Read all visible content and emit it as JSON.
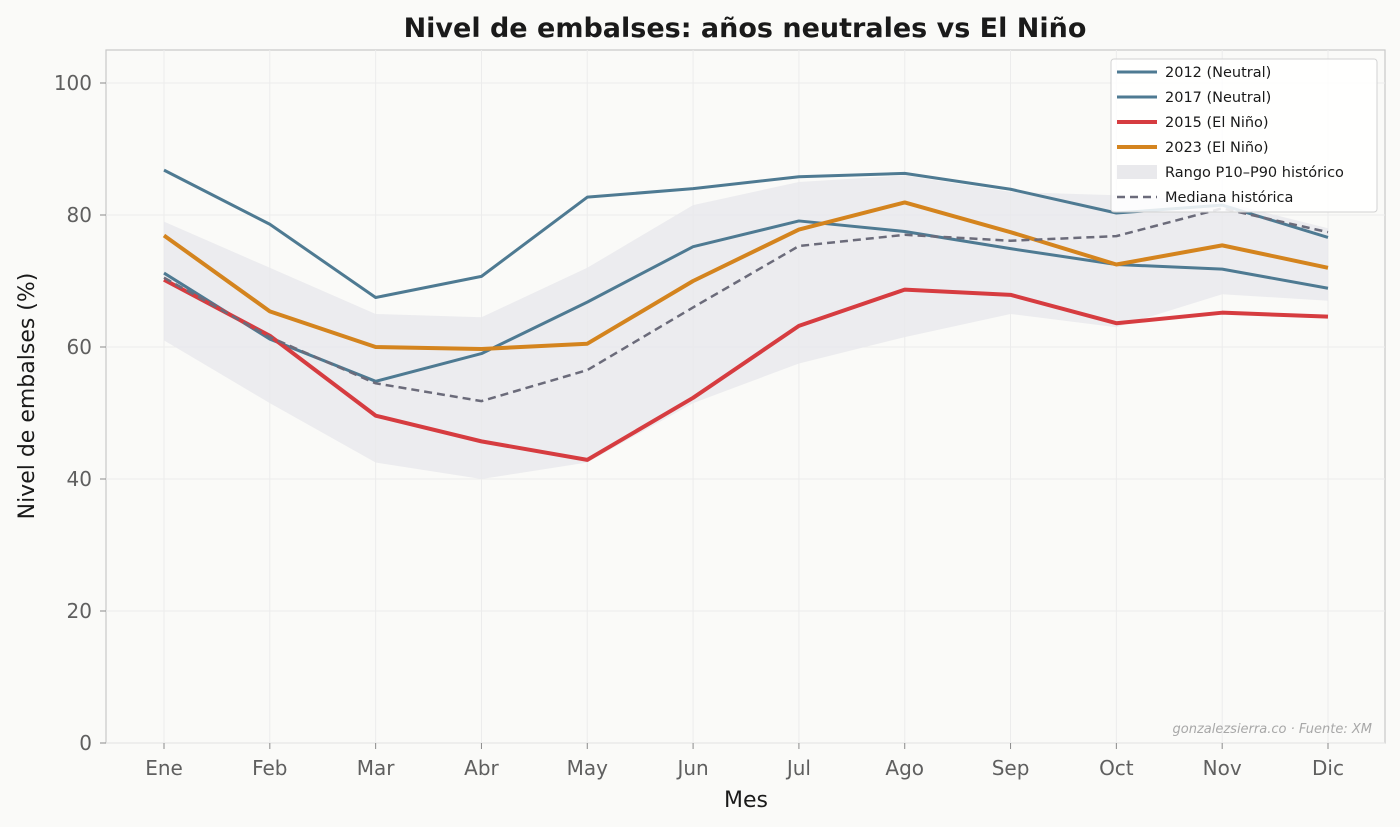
{
  "chart_data": {
    "type": "line",
    "title": "Nivel de embalses: años neutrales vs El Niño",
    "xlabel": "Mes",
    "ylabel": "Nivel de embalses (%)",
    "ylim": [
      0,
      105
    ],
    "yticks": [
      0,
      20,
      40,
      60,
      80,
      100
    ],
    "grid": true,
    "legend_position": "top-right",
    "categories": [
      "Ene",
      "Feb",
      "Mar",
      "Abr",
      "May",
      "Jun",
      "Jul",
      "Ago",
      "Sep",
      "Oct",
      "Nov",
      "Dic"
    ],
    "band": {
      "name": "Rango P10–P90 histórico",
      "color": "#e9e9ec",
      "low": [
        61,
        51.5,
        42.5,
        40,
        42.5,
        51.5,
        57.5,
        61.5,
        65,
        63,
        68,
        67
      ],
      "high": [
        79,
        72,
        65,
        64.5,
        72,
        81.5,
        85,
        86,
        83.5,
        83,
        82,
        78
      ]
    },
    "series": [
      {
        "name": "2012 (Neutral)",
        "color": "#4e7a92",
        "width": 3,
        "dash": "",
        "values": [
          86.8,
          78.6,
          67.5,
          70.7,
          82.7,
          84,
          85.8,
          86.3,
          83.9,
          80.3,
          81.5,
          76.6
        ]
      },
      {
        "name": "2017 (Neutral)",
        "color": "#4e7a92",
        "width": 3,
        "dash": "",
        "values": [
          71.2,
          61.2,
          54.8,
          59,
          66.8,
          75.2,
          79.1,
          77.5,
          74.9,
          72.5,
          71.8,
          68.9
        ]
      },
      {
        "name": "2015 (El Niño)",
        "color": "#d63c40",
        "width": 4,
        "dash": "",
        "values": [
          70.2,
          61.7,
          49.6,
          45.7,
          42.9,
          52.3,
          63.2,
          68.7,
          67.9,
          63.6,
          65.2,
          64.6
        ]
      },
      {
        "name": "2023 (El Niño)",
        "color": "#d4841e",
        "width": 4,
        "dash": "",
        "values": [
          76.9,
          65.4,
          60,
          59.7,
          60.5,
          70,
          77.8,
          81.9,
          77.4,
          72.5,
          75.4,
          72
        ]
      },
      {
        "name": "Mediana histórica",
        "color": "#6b6b7a",
        "width": 2.5,
        "dash": "8,5",
        "values": [
          70.5,
          61.5,
          54.5,
          51.8,
          56.5,
          66,
          75.3,
          77,
          76.1,
          76.8,
          81,
          77.4
        ]
      }
    ],
    "legend_order": [
      "2012 (Neutral)",
      "2017 (Neutral)",
      "2015 (El Niño)",
      "2023 (El Niño)",
      "Rango P10–P90 histórico",
      "Mediana histórica"
    ],
    "credit": "gonzalezsierra.co · Fuente: XM"
  }
}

____________________

Go through the listing above and list every line that has the word "Niño".

    "title": "Nivel de embalses: años neutrales vs El Niño",
        "name": "2015 (El Niño)",
        "name": "2023 (El Niño)",
      "2015 (El Niño)",
      "2023 (El Niño)",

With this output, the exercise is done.